> **Objective**:
Select each line where the word "true" appears.

Chart and figure data
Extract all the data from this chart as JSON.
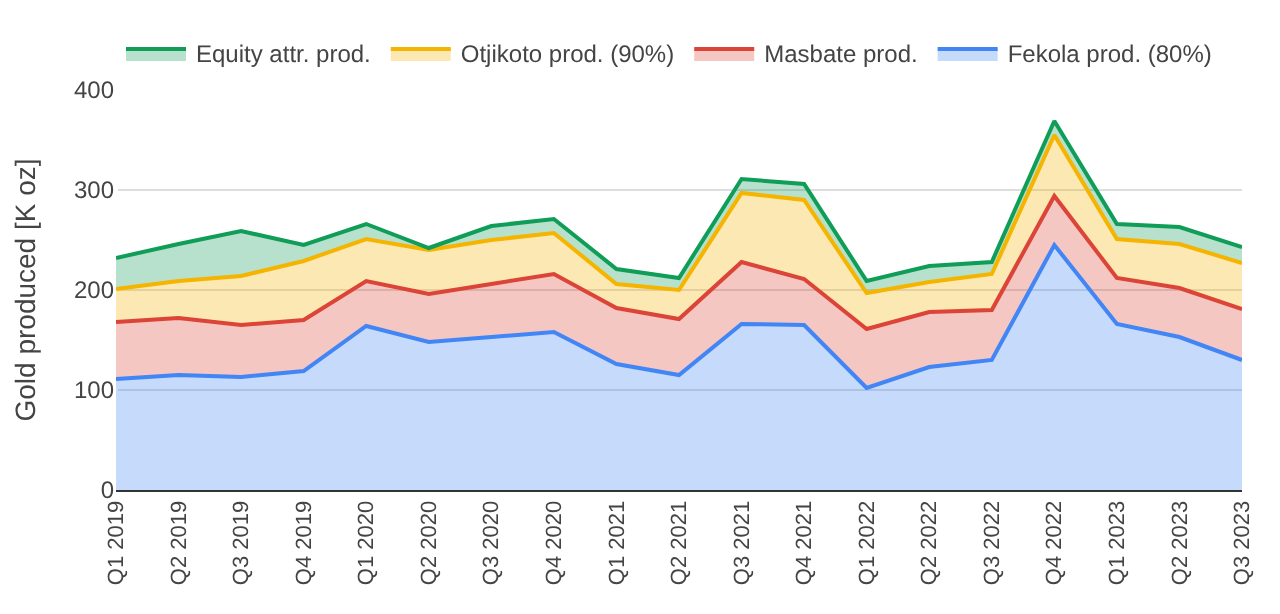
{
  "chart_data": {
    "type": "area",
    "stacked": true,
    "ylabel": "Gold produced [K oz]",
    "categories": [
      "Q1 2019",
      "Q2 2019",
      "Q3 2019",
      "Q4 2019",
      "Q1 2020",
      "Q2 2020",
      "Q3 2020",
      "Q4 2020",
      "Q1 2021",
      "Q2 2021",
      "Q3 2021",
      "Q4 2021",
      "Q1 2022",
      "Q2 2022",
      "Q3 2022",
      "Q4 2022",
      "Q1 2023",
      "Q2 2023",
      "Q3 2023"
    ],
    "series": [
      {
        "name": "Fekola prod. (80%)",
        "color": "#4285f4",
        "values": [
          111,
          115,
          113,
          119,
          164,
          148,
          153,
          158,
          126,
          115,
          166,
          165,
          102,
          123,
          130,
          245,
          166,
          153,
          130
        ]
      },
      {
        "name": "Masbate prod.",
        "color": "#db4437",
        "values": [
          57,
          57,
          52,
          51,
          45,
          48,
          53,
          58,
          56,
          56,
          62,
          46,
          59,
          55,
          50,
          49,
          46,
          49,
          51
        ]
      },
      {
        "name": "Otjikoto prod. (90%)",
        "color": "#f4b400",
        "values": [
          33,
          37,
          49,
          59,
          42,
          44,
          44,
          41,
          24,
          29,
          69,
          79,
          36,
          30,
          36,
          61,
          39,
          44,
          46
        ]
      },
      {
        "name": "Equity attr. prod.",
        "color": "#0f9d58",
        "values": [
          31,
          37,
          45,
          16,
          15,
          2,
          14,
          14,
          15,
          12,
          14,
          16,
          12,
          16,
          12,
          14,
          15,
          17,
          16
        ]
      }
    ],
    "ylim": [
      0,
      400
    ],
    "yticks": [
      0,
      100,
      200,
      300,
      400
    ],
    "grid": "y",
    "legend": "top"
  }
}
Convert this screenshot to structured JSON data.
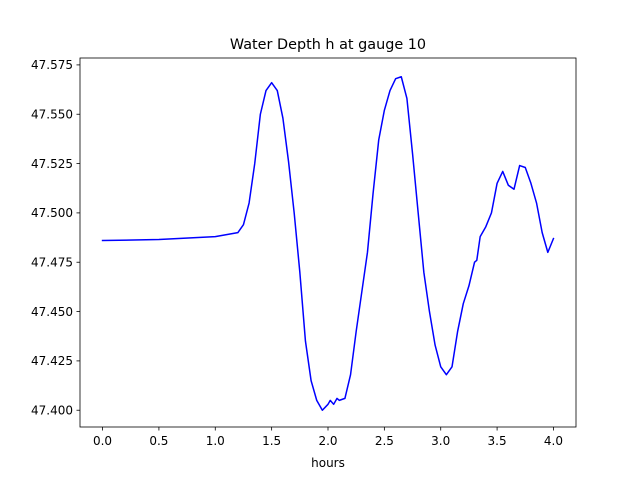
{
  "chart_data": {
    "type": "line",
    "title": "Water Depth h at gauge 10",
    "xlabel": "hours",
    "ylabel": "",
    "xlim": [
      -0.2,
      4.2
    ],
    "ylim": [
      47.3915,
      47.5785
    ],
    "xticks": [
      0.0,
      0.5,
      1.0,
      1.5,
      2.0,
      2.5,
      3.0,
      3.5,
      4.0
    ],
    "xtick_labels": [
      "0.0",
      "0.5",
      "1.0",
      "1.5",
      "2.0",
      "2.5",
      "3.0",
      "3.5",
      "4.0"
    ],
    "yticks": [
      47.4,
      47.425,
      47.45,
      47.475,
      47.5,
      47.525,
      47.55,
      47.575
    ],
    "ytick_labels": [
      "47.400",
      "47.425",
      "47.450",
      "47.475",
      "47.500",
      "47.525",
      "47.550",
      "47.575"
    ],
    "grid": false,
    "series": [
      {
        "color": "#0000ff",
        "x": [
          0.0,
          0.5,
          1.0,
          1.2,
          1.25,
          1.3,
          1.35,
          1.4,
          1.45,
          1.5,
          1.55,
          1.6,
          1.65,
          1.7,
          1.75,
          1.8,
          1.85,
          1.9,
          1.95,
          2.0,
          2.02,
          2.05,
          2.08,
          2.1,
          2.15,
          2.2,
          2.25,
          2.3,
          2.35,
          2.4,
          2.45,
          2.5,
          2.55,
          2.6,
          2.65,
          2.7,
          2.75,
          2.8,
          2.85,
          2.9,
          2.95,
          3.0,
          3.05,
          3.1,
          3.15,
          3.2,
          3.25,
          3.3,
          3.32,
          3.35,
          3.4,
          3.45,
          3.5,
          3.55,
          3.6,
          3.65,
          3.7,
          3.75,
          3.8,
          3.85,
          3.9,
          3.95,
          4.0
        ],
        "y": [
          47.486,
          47.4865,
          47.488,
          47.49,
          47.494,
          47.505,
          47.525,
          47.55,
          47.562,
          47.566,
          47.562,
          47.548,
          47.526,
          47.5,
          47.47,
          47.435,
          47.415,
          47.405,
          47.4,
          47.403,
          47.405,
          47.403,
          47.406,
          47.405,
          47.406,
          47.418,
          47.44,
          47.46,
          47.48,
          47.51,
          47.537,
          47.552,
          47.562,
          47.568,
          47.569,
          47.558,
          47.53,
          47.5,
          47.47,
          47.45,
          47.433,
          47.422,
          47.418,
          47.422,
          47.44,
          47.454,
          47.463,
          47.475,
          47.476,
          47.488,
          47.493,
          47.5,
          47.515,
          47.521,
          47.514,
          47.512,
          47.524,
          47.523,
          47.515,
          47.505,
          47.49,
          47.48,
          47.487
        ]
      }
    ]
  }
}
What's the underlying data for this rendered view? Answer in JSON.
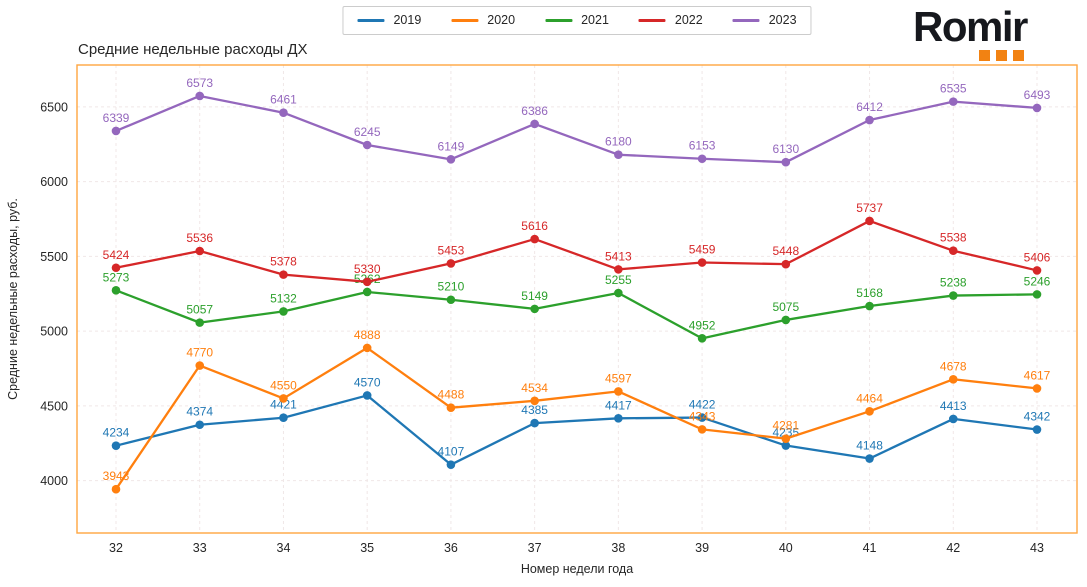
{
  "logo": {
    "text": "Romir",
    "text_color": "#16181d",
    "dot_color": "#f28212"
  },
  "chart_data": {
    "type": "line",
    "title": "Средние недельные расходы ДХ",
    "xlabel": "Номер недели года",
    "ylabel": "Средние недельные расходы, руб.",
    "categories": [
      32,
      33,
      34,
      35,
      36,
      37,
      38,
      39,
      40,
      41,
      42,
      43
    ],
    "series": [
      {
        "name": "2019",
        "color": "#1f77b4",
        "values": [
          4234,
          4374,
          4421,
          4570,
          4107,
          4385,
          4417,
          4422,
          4235,
          4148,
          4413,
          4342
        ]
      },
      {
        "name": "2020",
        "color": "#ff7f0e",
        "values": [
          3943,
          4770,
          4550,
          4888,
          4488,
          4534,
          4597,
          4343,
          4281,
          4464,
          4678,
          4617
        ]
      },
      {
        "name": "2021",
        "color": "#2ca02c",
        "values": [
          5273,
          5057,
          5132,
          5262,
          5210,
          5149,
          5255,
          4952,
          5075,
          5168,
          5238,
          5246
        ]
      },
      {
        "name": "2022",
        "color": "#d62728",
        "values": [
          5424,
          5536,
          5378,
          5330,
          5453,
          5616,
          5413,
          5459,
          5448,
          5737,
          5538,
          5406
        ]
      },
      {
        "name": "2023",
        "color": "#9467bd",
        "values": [
          6339,
          6573,
          6461,
          6245,
          6149,
          6386,
          6180,
          6153,
          6130,
          6412,
          6535,
          6493
        ]
      }
    ],
    "yticks": [
      4000,
      4500,
      5000,
      5500,
      6000,
      6500
    ],
    "ylim": [
      3650,
      6780
    ],
    "grid": true,
    "grid_style": "dashed",
    "legend_position": "top",
    "point_labels": true,
    "plot_border_color": "#ffa640",
    "grid_color": "#f0e7e7",
    "tick_color": "#262626"
  }
}
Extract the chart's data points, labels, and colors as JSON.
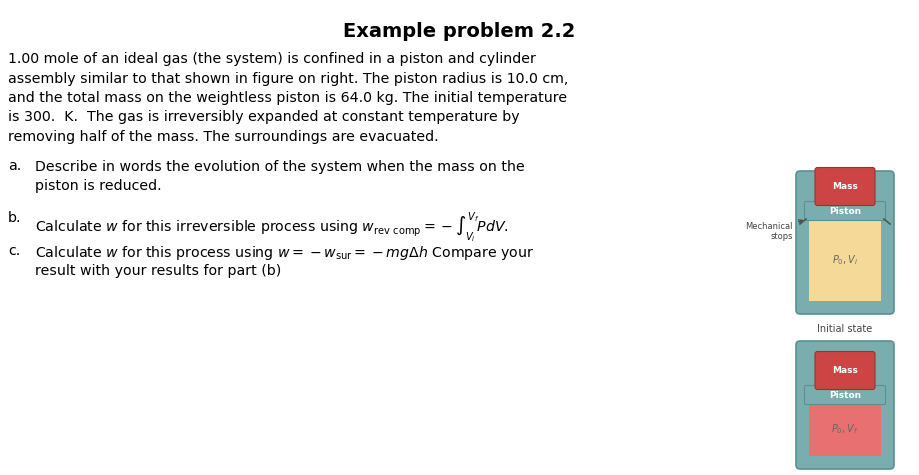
{
  "title": "Example problem 2.2",
  "background_color": "#ffffff",
  "text_color": "#000000",
  "para_line1": "1.00 mole of an ideal gas (the system) is confined in a piston and cylinder",
  "para_line2": "assembly similar to that shown in figure on right. The piston radius is 10.0 cm,",
  "para_line3": "and the total mass on the weightless piston is 64.0 kg. The initial temperature",
  "para_line4": "is 300.  K.  The gas is irreversibly expanded at constant temperature by",
  "para_line5": "removing half of the mass. The surroundings are evacuated.",
  "item_a_label": "a.",
  "item_a_line1": "Describe in words the evolution of the system when the mass on the",
  "item_a_line2": "piston is reduced.",
  "item_b_label": "b.",
  "item_c_label": "c.",
  "item_c_line2": "result with your results for part (b)",
  "mechanical_stops_label": "Mechanical\nstops",
  "initial_state_label": "Initial state",
  "mass_label": "Mass",
  "piston_label": "Piston",
  "cylinder_wall_color": "#7aadad",
  "cylinder_edge_color": "#5a9090",
  "gas_color_initial": "#f5d999",
  "gas_color_final": "#e87070",
  "mass_color": "#cc4444",
  "mass_edge_color": "#993333",
  "piston_color": "#7aadad",
  "gas_label_color": "#666666",
  "annotation_color": "#444444"
}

> **Expected answer**:
    "stacked": true,
    "grid": true,
    "point_labels": true,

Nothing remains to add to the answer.